* START Available data *
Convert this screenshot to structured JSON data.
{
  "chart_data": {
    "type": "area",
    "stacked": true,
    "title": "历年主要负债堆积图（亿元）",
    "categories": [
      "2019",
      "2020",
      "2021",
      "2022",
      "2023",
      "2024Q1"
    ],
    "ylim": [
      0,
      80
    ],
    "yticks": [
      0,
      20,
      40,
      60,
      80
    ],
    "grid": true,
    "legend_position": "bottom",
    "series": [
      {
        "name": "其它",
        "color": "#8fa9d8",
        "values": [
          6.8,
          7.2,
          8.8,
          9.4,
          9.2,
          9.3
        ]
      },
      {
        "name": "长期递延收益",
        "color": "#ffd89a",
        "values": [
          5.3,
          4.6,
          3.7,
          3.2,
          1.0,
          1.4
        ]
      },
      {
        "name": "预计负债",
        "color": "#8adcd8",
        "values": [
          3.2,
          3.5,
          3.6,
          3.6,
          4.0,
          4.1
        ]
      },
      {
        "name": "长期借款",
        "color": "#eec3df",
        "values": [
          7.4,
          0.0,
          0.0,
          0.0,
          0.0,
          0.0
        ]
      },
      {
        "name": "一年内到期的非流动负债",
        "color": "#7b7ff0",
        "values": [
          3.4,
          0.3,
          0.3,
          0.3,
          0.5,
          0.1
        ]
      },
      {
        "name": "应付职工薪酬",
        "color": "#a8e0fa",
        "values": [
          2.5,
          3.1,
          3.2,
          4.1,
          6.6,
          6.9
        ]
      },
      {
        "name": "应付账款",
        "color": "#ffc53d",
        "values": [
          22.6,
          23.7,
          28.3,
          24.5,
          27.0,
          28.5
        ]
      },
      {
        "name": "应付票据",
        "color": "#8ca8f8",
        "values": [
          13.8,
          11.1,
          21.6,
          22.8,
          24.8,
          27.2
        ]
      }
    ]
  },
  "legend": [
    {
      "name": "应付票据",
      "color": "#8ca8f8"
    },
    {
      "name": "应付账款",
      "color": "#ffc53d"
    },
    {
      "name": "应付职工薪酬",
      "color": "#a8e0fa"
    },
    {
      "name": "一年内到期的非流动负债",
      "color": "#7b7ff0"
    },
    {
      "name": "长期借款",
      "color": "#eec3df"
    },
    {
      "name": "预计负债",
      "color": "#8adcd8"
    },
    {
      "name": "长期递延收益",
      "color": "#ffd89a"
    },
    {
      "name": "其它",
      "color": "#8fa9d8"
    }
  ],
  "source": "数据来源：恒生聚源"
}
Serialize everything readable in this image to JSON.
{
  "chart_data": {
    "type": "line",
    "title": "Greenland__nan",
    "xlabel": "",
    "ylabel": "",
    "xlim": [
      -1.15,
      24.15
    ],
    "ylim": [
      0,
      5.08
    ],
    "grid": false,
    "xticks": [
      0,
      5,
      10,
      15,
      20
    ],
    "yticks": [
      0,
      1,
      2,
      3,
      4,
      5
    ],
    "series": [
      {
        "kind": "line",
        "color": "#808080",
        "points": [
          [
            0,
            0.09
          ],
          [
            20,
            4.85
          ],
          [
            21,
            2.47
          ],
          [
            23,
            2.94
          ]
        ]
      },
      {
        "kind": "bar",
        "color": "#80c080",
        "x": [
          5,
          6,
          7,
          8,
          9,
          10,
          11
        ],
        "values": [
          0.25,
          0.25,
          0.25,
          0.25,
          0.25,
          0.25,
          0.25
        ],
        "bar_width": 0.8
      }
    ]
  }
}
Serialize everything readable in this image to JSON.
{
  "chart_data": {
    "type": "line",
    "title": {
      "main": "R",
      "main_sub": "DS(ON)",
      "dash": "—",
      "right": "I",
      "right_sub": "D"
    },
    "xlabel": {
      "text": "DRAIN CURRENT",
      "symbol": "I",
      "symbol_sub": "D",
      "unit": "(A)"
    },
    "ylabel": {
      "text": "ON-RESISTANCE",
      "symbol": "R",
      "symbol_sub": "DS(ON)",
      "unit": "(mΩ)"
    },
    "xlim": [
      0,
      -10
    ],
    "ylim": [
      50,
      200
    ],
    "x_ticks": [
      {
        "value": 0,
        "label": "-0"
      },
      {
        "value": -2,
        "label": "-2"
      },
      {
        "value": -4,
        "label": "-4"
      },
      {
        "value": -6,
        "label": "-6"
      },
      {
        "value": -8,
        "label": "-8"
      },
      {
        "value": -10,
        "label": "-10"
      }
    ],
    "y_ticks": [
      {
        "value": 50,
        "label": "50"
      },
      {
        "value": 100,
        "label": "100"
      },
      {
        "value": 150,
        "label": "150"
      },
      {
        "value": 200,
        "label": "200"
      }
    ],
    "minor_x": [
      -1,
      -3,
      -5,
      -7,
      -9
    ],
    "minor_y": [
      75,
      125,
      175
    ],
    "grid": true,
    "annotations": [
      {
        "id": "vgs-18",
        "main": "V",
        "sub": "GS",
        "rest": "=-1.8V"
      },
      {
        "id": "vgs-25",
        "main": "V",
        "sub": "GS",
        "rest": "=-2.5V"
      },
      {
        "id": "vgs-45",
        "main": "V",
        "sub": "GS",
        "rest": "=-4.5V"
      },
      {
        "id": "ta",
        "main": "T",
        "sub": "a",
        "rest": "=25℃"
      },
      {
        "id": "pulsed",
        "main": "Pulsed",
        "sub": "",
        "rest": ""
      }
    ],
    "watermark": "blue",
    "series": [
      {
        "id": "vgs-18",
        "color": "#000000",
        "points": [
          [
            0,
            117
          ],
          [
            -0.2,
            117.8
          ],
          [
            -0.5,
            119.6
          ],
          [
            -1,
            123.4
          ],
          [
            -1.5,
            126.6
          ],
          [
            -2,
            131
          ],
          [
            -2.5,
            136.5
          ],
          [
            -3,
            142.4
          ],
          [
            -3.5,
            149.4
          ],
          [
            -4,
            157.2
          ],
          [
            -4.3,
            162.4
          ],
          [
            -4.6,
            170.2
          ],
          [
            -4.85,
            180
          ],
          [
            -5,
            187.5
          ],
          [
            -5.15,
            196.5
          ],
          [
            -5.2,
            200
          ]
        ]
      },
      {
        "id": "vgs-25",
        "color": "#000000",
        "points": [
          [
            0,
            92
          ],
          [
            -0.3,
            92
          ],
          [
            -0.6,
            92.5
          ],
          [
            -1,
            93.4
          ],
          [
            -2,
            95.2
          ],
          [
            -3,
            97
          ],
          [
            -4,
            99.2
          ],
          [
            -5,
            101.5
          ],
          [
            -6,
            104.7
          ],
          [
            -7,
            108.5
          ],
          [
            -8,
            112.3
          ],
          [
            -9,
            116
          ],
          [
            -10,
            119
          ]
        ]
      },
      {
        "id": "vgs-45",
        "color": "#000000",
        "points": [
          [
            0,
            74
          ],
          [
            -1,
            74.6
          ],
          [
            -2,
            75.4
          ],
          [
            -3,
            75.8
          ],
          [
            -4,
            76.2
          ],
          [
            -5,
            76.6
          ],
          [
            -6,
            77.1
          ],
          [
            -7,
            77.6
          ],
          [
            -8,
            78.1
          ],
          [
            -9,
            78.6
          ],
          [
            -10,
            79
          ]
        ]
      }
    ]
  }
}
* END Available data *
_The exercise_
Quote each line above in full, word for word.

_Task answer_
Convert this screenshot to structured JSON data.
{
  "chart_data": {
    "type": "area",
    "stacked": true,
    "title": "历年主要负债堆积图（亿元）",
    "categories": [
      "2019",
      "2020",
      "2021",
      "2022",
      "2023",
      "2024Q1"
    ],
    "ylim": [
      0,
      80
    ],
    "yticks": [
      0,
      20,
      40,
      60,
      80
    ],
    "grid": true,
    "legend_position": "bottom",
    "series": [
      {
        "name": "其它",
        "color": "#8fa9d8",
        "values": [
          6.8,
          7.2,
          8.8,
          9.4,
          9.2,
          9.3
        ]
      },
      {
        "name": "长期递延收益",
        "color": "#ffd89a",
        "values": [
          5.3,
          4.6,
          3.7,
          3.2,
          1.0,
          1.4
        ]
      },
      {
        "name": "预计负债",
        "color": "#8adcd8",
        "values": [
          3.2,
          3.5,
          3.6,
          3.6,
          4.0,
          4.1
        ]
      },
      {
        "name": "长期借款",
        "color": "#eec3df",
        "values": [
          7.4,
          0.0,
          0.0,
          0.0,
          0.0,
          0.0
        ]
      },
      {
        "name": "一年内到期的非流动负债",
        "color": "#7b7ff0",
        "values": [
          3.4,
          0.3,
          0.3,
          0.3,
          0.5,
          0.1
        ]
      },
      {
        "name": "应付职工薪酬",
        "color": "#a8e0fa",
        "values": [
          2.5,
          3.1,
          3.2,
          4.1,
          6.6,
          6.9
        ]
      },
      {
        "name": "应付账款",
        "color": "#ffc53d",
        "values": [
          22.6,
          23.7,
          28.3,
          24.5,
          27.0,
          28.5
        ]
      },
      {
        "name": "应付票据",
        "color": "#8ca8f8",
        "values": [
          13.8,
          11.1,
          21.6,
          22.8,
          24.8,
          27.2
        ]
      }
    ]
  },
  "legend": [
    {
      "name": "应付票据",
      "color": "#8ca8f8"
    },
    {
      "name": "应付账款",
      "color": "#ffc53d"
    },
    {
      "name": "应付职工薪酬",
      "color": "#a8e0fa"
    },
    {
      "name": "一年内到期的非流动负债",
      "color": "#7b7ff0"
    },
    {
      "name": "长期借款",
      "color": "#eec3df"
    },
    {
      "name": "预计负债",
      "color": "#8adcd8"
    },
    {
      "name": "长期递延收益",
      "color": "#ffd89a"
    },
    {
      "name": "其它",
      "color": "#8fa9d8"
    }
  ],
  "source": "数据来源：恒生聚源"
}
Serialize everything readable in this image to JSON.
{
  "chart_data": {
    "type": "line",
    "title": "Greenland__nan",
    "xlabel": "",
    "ylabel": "",
    "xlim": [
      -1.15,
      24.15
    ],
    "ylim": [
      0,
      5.08
    ],
    "grid": false,
    "xticks": [
      0,
      5,
      10,
      15,
      20
    ],
    "yticks": [
      0,
      1,
      2,
      3,
      4,
      5
    ],
    "series": [
      {
        "kind": "line",
        "color": "#808080",
        "points": [
          [
            0,
            0.09
          ],
          [
            20,
            4.85
          ],
          [
            21,
            2.47
          ],
          [
            23,
            2.94
          ]
        ]
      },
      {
        "kind": "bar",
        "color": "#80c080",
        "x": [
          5,
          6,
          7,
          8,
          9,
          10,
          11
        ],
        "values": [
          0.25,
          0.25,
          0.25,
          0.25,
          0.25,
          0.25,
          0.25
        ],
        "bar_width": 0.8
      }
    ]
  }
}
Serialize everything readable in this image to JSON.
{
  "chart_data": {
    "type": "line",
    "title": {
      "main": "R",
      "main_sub": "DS(ON)",
      "dash": "—",
      "right": "I",
      "right_sub": "D"
    },
    "xlabel": {
      "text": "DRAIN CURRENT",
      "symbol": "I",
      "symbol_sub": "D",
      "unit": "(A)"
    },
    "ylabel": {
      "text": "ON-RESISTANCE",
      "symbol": "R",
      "symbol_sub": "DS(ON)",
      "unit": "(mΩ)"
    },
    "xlim": [
      0,
      -10
    ],
    "ylim": [
      50,
      200
    ],
    "x_ticks": [
      {
        "value": 0,
        "label": "-0"
      },
      {
        "value": -2,
        "label": "-2"
      },
      {
        "value": -4,
        "label": "-4"
      },
      {
        "value": -6,
        "label": "-6"
      },
      {
        "value": -8,
        "label": "-8"
      },
      {
        "value": -10,
        "label": "-10"
      }
    ],
    "y_ticks": [
      {
        "value": 50,
        "label": "50"
      },
      {
        "value": 100,
        "label": "100"
      },
      {
        "value": 150,
        "label": "150"
      },
      {
        "value": 200,
        "label": "200"
      }
    ],
    "minor_x": [
      -1,
      -3,
      -5,
      -7,
      -9
    ],
    "minor_y": [
      75,
      125,
      175
    ],
    "grid": true,
    "annotations": [
      {
        "id": "vgs-18",
        "main": "V",
        "sub": "GS",
        "rest": "=-1.8V"
      },
      {
        "id": "vgs-25",
        "main": "V",
        "sub": "GS",
        "rest": "=-2.5V"
      },
      {
        "id": "vgs-45",
        "main": "V",
        "sub": "GS",
        "rest": "=-4.5V"
      },
      {
        "id": "ta",
        "main": "T",
        "sub": "a",
        "rest": "=25℃"
      },
      {
        "id": "pulsed",
        "main": "Pulsed",
        "sub": "",
        "rest": ""
      }
    ],
    "watermark": "blue",
    "series": [
      {
        "id": "vgs-18",
        "color": "#000000",
        "points": [
          [
            0,
            117
          ],
          [
            -0.2,
            117.8
          ],
          [
            -0.5,
            119.6
          ],
          [
            -1,
            123.4
          ],
          [
            -1.5,
            126.6
          ],
          [
            -2,
            131
          ],
          [
            -2.5,
            136.5
          ],
          [
            -3,
            142.4
          ],
          [
            -3.5,
            149.4
          ],
          [
            -4,
            157.2
          ],
          [
            -4.3,
            162.4
          ],
          [
            -4.6,
            170.2
          ],
          [
            -4.85,
            180
          ],
          [
            -5,
            187.5
          ],
          [
            -5.15,
            196.5
          ],
          [
            -5.2,
            200
          ]
        ]
      },
      {
        "id": "vgs-25",
        "color": "#000000",
        "points": [
          [
            0,
            92
          ],
          [
            -0.3,
            92
          ],
          [
            -0.6,
            92.5
          ],
          [
            -1,
            93.4
          ],
          [
            -2,
            95.2
          ],
          [
            -3,
            97
          ],
          [
            -4,
            99.2
          ],
          [
            -5,
            101.5
          ],
          [
            -6,
            104.7
          ],
          [
            -7,
            108.5
          ],
          [
            -8,
            112.3
          ],
          [
            -9,
            116
          ],
          [
            -10,
            119
          ]
        ]
      },
      {
        "id": "vgs-45",
        "color": "#000000",
        "points": [
          [
            0,
            74
          ],
          [
            -1,
            74.6
          ],
          [
            -2,
            75.4
          ],
          [
            -3,
            75.8
          ],
          [
            -4,
            76.2
          ],
          [
            -5,
            76.6
          ],
          [
            -6,
            77.1
          ],
          [
            -7,
            77.6
          ],
          [
            -8,
            78.1
          ],
          [
            -9,
            78.6
          ],
          [
            -10,
            79
          ]
        ]
      }
    ]
  }
}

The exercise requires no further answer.